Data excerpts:

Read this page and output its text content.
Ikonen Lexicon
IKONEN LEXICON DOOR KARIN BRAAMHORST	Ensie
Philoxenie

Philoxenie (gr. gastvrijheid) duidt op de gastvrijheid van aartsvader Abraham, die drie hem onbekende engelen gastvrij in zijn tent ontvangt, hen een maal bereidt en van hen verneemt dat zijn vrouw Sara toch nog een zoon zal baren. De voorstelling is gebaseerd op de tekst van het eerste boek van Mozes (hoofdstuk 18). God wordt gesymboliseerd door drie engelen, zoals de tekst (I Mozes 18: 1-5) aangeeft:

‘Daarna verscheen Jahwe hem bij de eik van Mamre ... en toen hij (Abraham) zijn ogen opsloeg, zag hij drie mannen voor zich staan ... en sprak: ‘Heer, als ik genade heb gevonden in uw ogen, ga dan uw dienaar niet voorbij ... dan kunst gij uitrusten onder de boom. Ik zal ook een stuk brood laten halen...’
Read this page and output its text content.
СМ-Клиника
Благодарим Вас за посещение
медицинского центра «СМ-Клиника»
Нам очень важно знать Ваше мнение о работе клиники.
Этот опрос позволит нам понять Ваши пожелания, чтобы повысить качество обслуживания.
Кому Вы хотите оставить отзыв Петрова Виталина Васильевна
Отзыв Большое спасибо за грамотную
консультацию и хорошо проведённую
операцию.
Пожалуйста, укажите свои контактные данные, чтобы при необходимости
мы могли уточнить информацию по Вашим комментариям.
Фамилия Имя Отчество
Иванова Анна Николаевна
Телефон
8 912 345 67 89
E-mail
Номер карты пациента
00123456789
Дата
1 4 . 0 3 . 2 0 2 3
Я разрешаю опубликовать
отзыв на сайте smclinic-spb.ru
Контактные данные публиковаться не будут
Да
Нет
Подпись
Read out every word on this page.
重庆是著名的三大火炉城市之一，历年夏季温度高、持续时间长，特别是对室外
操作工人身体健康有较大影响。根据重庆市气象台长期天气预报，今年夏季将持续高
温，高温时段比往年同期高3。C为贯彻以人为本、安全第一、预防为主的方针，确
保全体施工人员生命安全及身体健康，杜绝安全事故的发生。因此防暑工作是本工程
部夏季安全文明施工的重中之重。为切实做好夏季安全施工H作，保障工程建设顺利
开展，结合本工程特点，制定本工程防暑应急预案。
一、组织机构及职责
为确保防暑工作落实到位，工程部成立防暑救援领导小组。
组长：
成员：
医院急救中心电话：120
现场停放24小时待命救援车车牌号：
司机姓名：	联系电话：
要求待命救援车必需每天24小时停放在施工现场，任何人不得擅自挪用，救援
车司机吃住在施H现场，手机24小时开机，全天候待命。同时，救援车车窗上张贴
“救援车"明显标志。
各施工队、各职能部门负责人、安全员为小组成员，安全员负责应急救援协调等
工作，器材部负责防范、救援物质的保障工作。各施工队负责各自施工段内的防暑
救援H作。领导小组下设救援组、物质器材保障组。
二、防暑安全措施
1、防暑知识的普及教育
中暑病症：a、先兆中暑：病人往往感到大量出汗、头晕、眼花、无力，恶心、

* **Task description**: Which lines in the records above contain the string "данные"? Copy each one.

* **Complete response**:
Пожалуйста, укажите свои контактные данные, чтобы при необходимости
Контактные данные публиковаться не будут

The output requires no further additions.